# DATASET ENTRIES
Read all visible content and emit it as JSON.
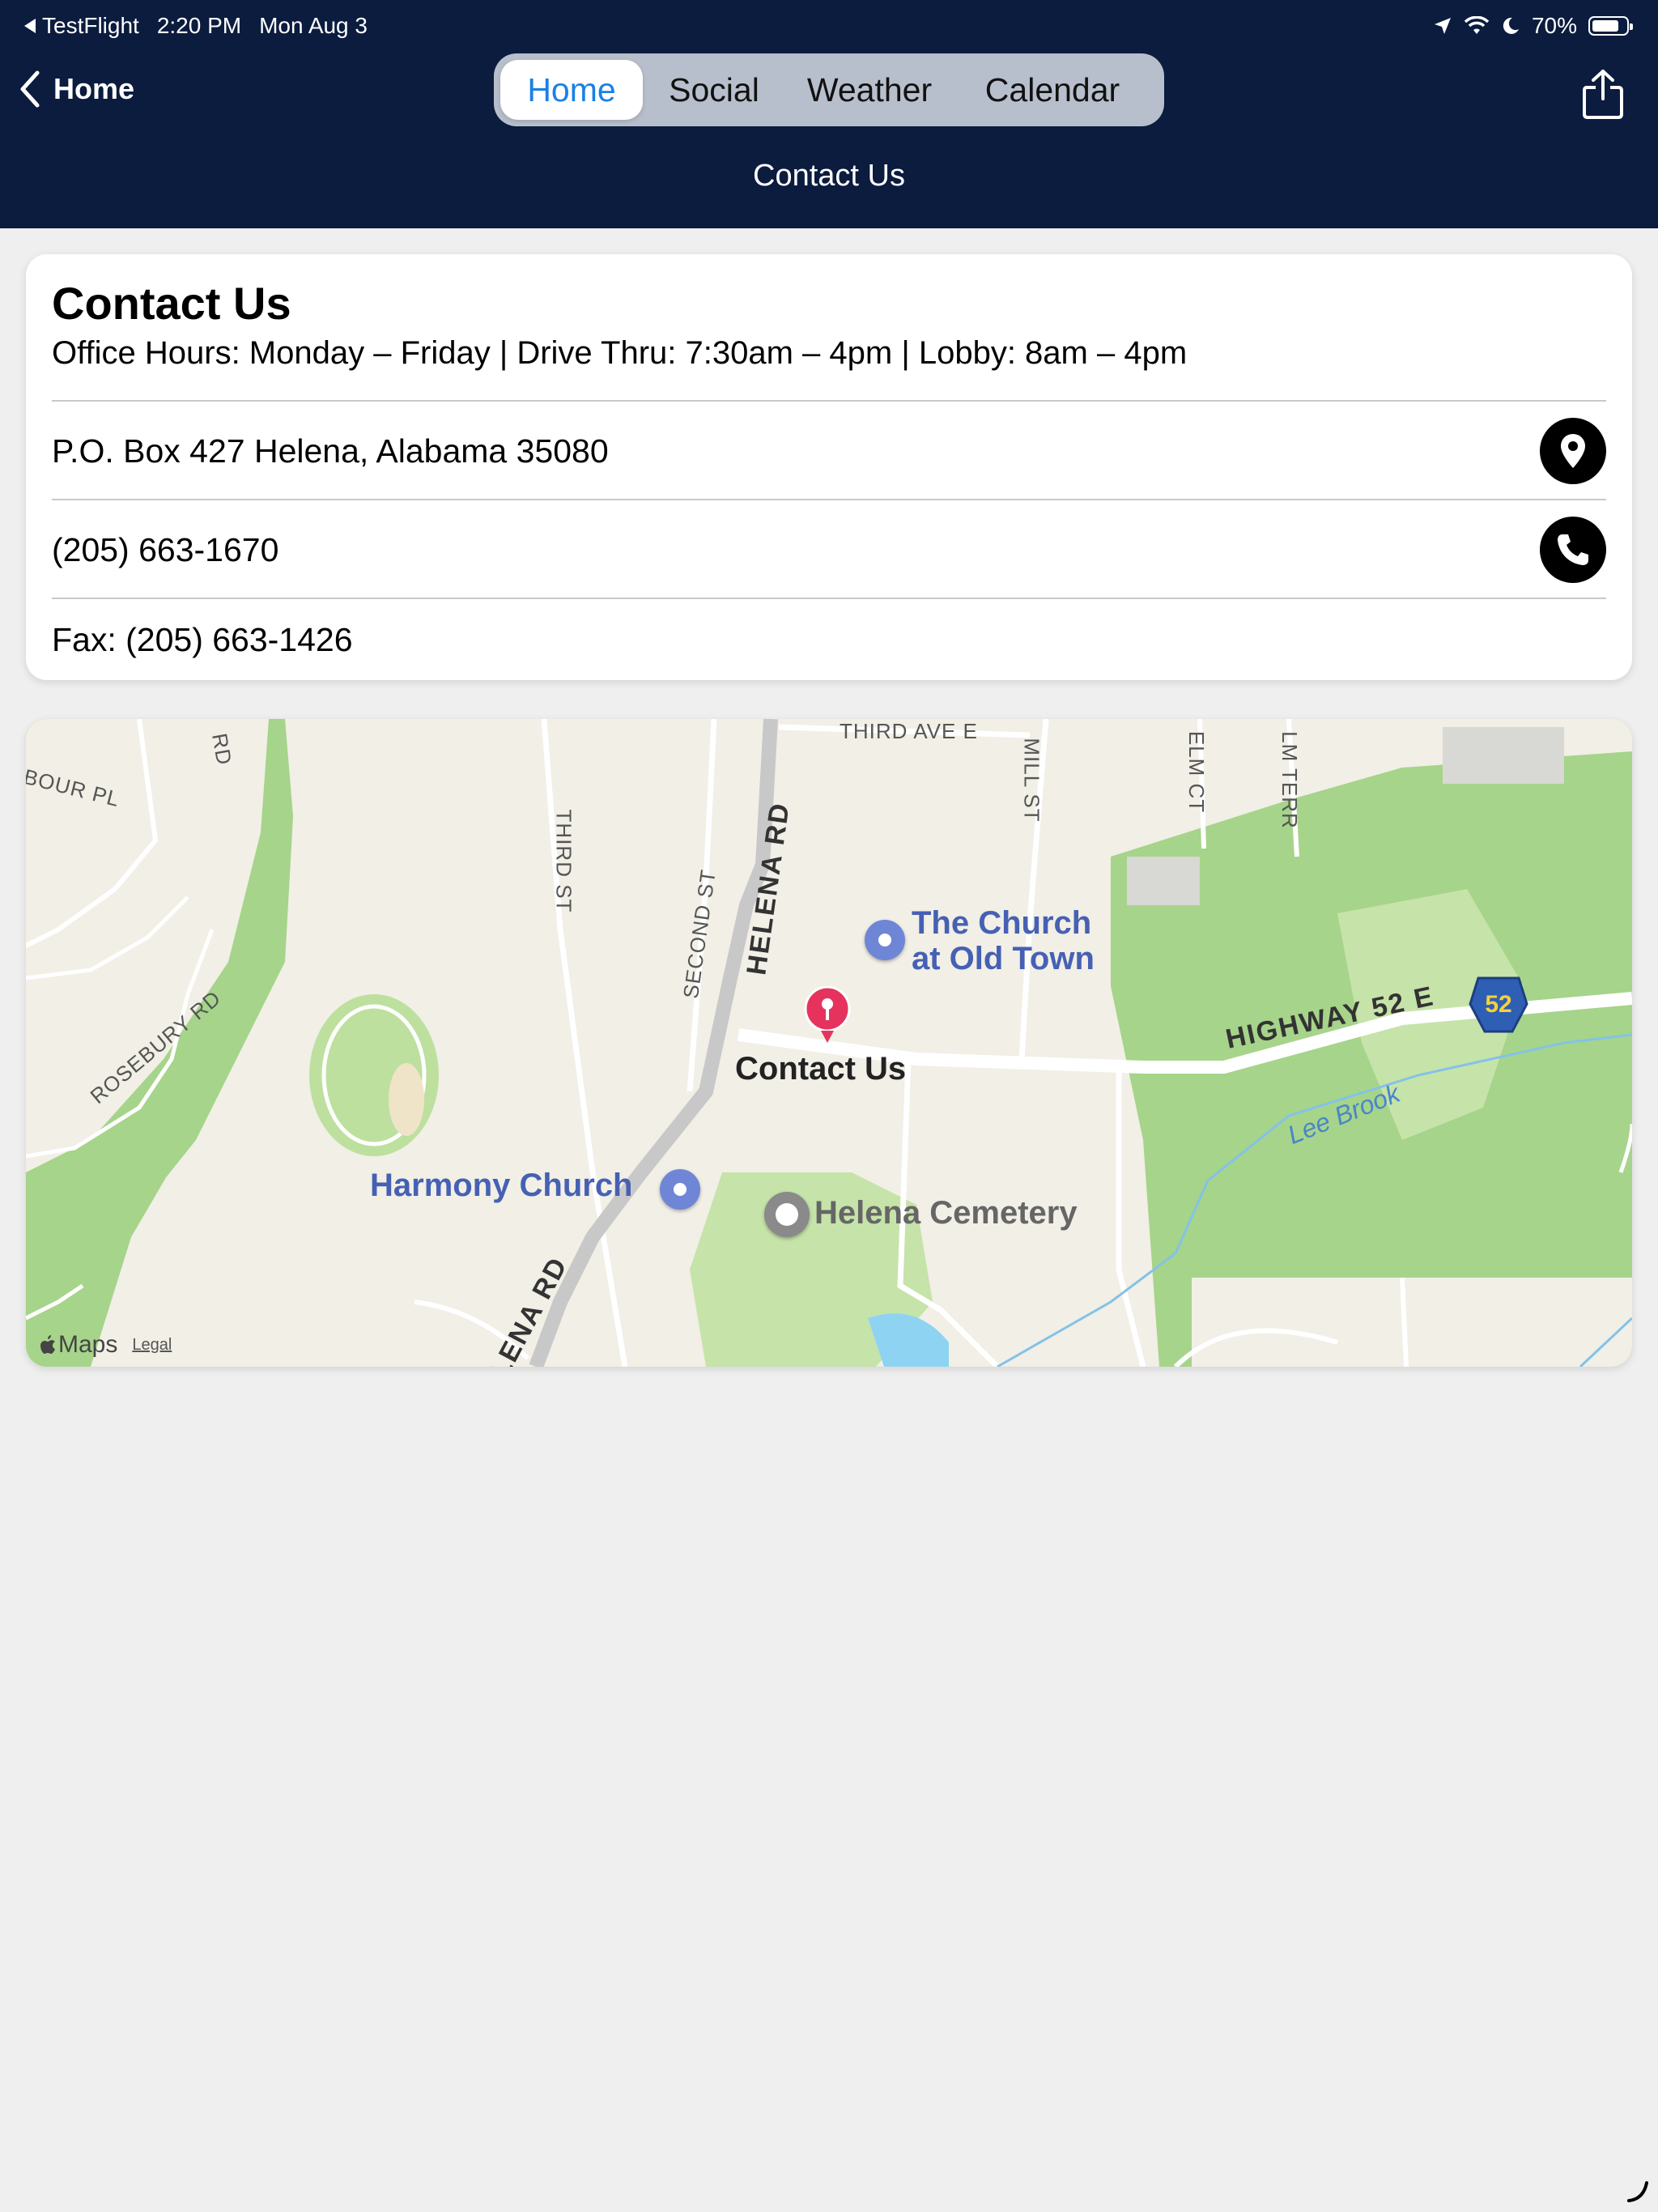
{
  "status_bar": {
    "back_app": "TestFlight",
    "time": "2:20 PM",
    "date": "Mon Aug 3",
    "battery": "70%"
  },
  "nav": {
    "back_label": "Home",
    "tabs": [
      {
        "label": "Home",
        "active": true
      },
      {
        "label": "Social",
        "active": false
      },
      {
        "label": "Weather",
        "active": false
      },
      {
        "label": "Calendar",
        "active": false
      }
    ],
    "title": "Contact Us"
  },
  "contact": {
    "heading": "Contact Us",
    "hours": "Office Hours: Monday – Friday | Drive Thru: 7:30am – 4pm | Lobby: 8am – 4pm",
    "address": "P.O. Box 427 Helena, Alabama 35080",
    "phone": "(205) 663-1670",
    "fax": "Fax: (205) 663-1426"
  },
  "map": {
    "streets": {
      "third_ave": "THIRD AVE E",
      "mill_st": "MILL ST",
      "elm_ct": "ELM CT",
      "elm_terr": "LM TERR",
      "bour_pl": "BOUR PL",
      "rd_top": "RD",
      "third_st": "THIRD ST",
      "second_st": "SECOND ST",
      "helena_rd_top": "HELENA RD",
      "helena_rd_bottom": "LENA RD",
      "rosebury_rd": "ROSEBURY RD",
      "highway": "HIGHWAY 52 E"
    },
    "route_shield": "52",
    "waterway": "Lee Brook",
    "pois": {
      "church_line1": "The Church",
      "church_line2": "at Old Town",
      "harmony": "Harmony Church",
      "cemetery": "Helena Cemetery",
      "pin_label": "Contact Us"
    },
    "attribution": "Maps",
    "legal": "Legal"
  },
  "colors": {
    "nav_bg": "#0b1c3e",
    "accent": "#1a80e6",
    "page_bg": "#efefef",
    "park_green": "#b5dc9a"
  }
}
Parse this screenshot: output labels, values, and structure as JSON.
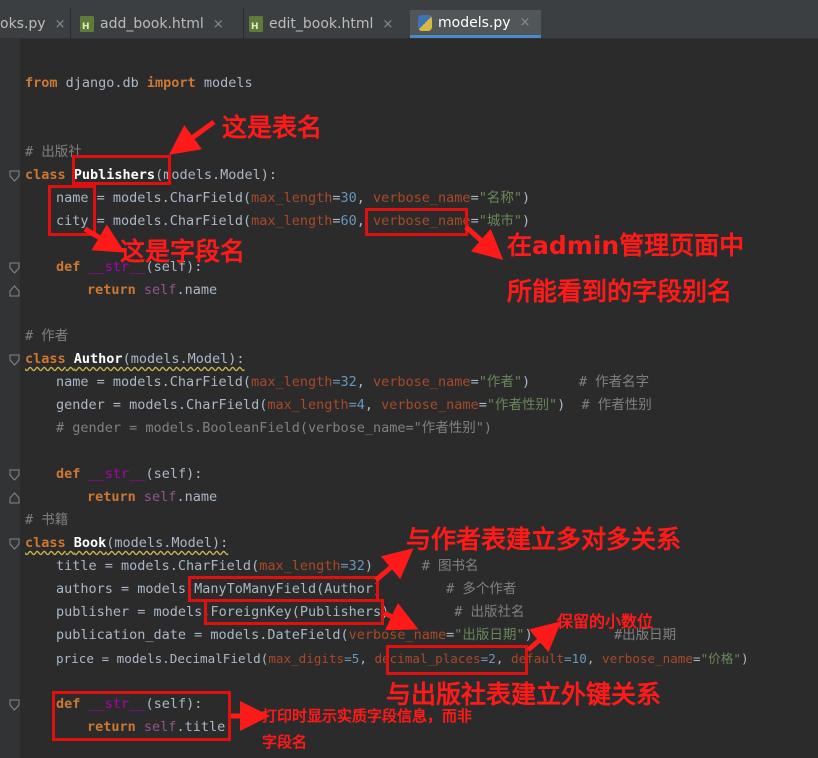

# AIM OF THE TASK
Do not include images; quote all of the entries above exactly.

# TASK ANSWER
Read all visible content and emit it as JSON.
{
  "status_bar": {
    "back_app": "TestFlight",
    "time": "2:20 PM",
    "date": "Mon Aug 3",
    "battery": "70%"
  },
  "nav": {
    "back_label": "Home",
    "tabs": [
      {
        "label": "Home",
        "active": true
      },
      {
        "label": "Social",
        "active": false
      },
      {
        "label": "Weather",
        "active": false
      },
      {
        "label": "Calendar",
        "active": false
      }
    ],
    "title": "Contact Us"
  },
  "contact": {
    "heading": "Contact Us",
    "hours": "Office Hours: Monday – Friday | Drive Thru: 7:30am – 4pm | Lobby: 8am – 4pm",
    "address": "P.O. Box 427 Helena, Alabama 35080",
    "phone": "(205) 663-1670",
    "fax": "Fax: (205) 663-1426"
  },
  "map": {
    "streets": {
      "third_ave": "THIRD AVE E",
      "mill_st": "MILL ST",
      "elm_ct": "ELM CT",
      "elm_terr": "LM TERR",
      "bour_pl": "BOUR PL",
      "rd_top": "RD",
      "third_st": "THIRD ST",
      "second_st": "SECOND ST",
      "helena_rd_top": "HELENA RD",
      "helena_rd_bottom": "LENA RD",
      "rosebury_rd": "ROSEBURY RD",
      "highway": "HIGHWAY 52 E"
    },
    "route_shield": "52",
    "waterway": "Lee Brook",
    "pois": {
      "church_line1": "The Church",
      "church_line2": "at Old Town",
      "harmony": "Harmony Church",
      "cemetery": "Helena Cemetery",
      "pin_label": "Contact Us"
    },
    "attribution": "Maps",
    "legal": "Legal"
  },
  "colors": {
    "nav_bg": "#0b1c3e",
    "accent": "#1a80e6",
    "page_bg": "#efefef",
    "park_green": "#b5dc9a"
  }
}
Parse this screenshot: output labels, values, and structure as JSON.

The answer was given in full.